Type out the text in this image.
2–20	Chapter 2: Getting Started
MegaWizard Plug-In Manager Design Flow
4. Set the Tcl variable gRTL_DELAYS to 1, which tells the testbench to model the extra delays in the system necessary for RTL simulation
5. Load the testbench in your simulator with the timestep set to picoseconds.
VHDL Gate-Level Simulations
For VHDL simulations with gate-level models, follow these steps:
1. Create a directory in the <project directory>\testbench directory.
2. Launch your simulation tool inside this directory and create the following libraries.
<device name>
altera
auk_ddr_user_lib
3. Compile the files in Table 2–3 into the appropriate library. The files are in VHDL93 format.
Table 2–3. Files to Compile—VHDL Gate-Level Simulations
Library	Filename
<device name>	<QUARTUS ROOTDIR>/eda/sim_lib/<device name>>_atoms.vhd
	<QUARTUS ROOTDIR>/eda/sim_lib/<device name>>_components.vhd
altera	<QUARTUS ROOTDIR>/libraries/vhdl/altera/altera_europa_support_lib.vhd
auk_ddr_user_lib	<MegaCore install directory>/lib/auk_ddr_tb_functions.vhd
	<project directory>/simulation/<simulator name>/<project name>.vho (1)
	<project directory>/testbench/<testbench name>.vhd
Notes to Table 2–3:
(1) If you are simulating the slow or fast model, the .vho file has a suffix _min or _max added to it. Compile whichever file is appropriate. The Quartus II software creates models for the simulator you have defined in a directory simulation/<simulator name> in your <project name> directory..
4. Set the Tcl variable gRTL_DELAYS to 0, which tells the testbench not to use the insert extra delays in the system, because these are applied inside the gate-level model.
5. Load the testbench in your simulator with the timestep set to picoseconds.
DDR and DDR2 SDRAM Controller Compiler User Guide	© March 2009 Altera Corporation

SET PROBLEM – Pull out all lines containing the word "extra" from the entries above.

CORRECT RESULT –
4. Set the Tcl variable gRTL_DELAYS to 1, which tells the testbench to model the extra delays in the system necessary for RTL simulation
4. Set the Tcl variable gRTL_DELAYS to 0, which tells the testbench not to use the insert extra delays in the system, because these are applied inside the gate-level model.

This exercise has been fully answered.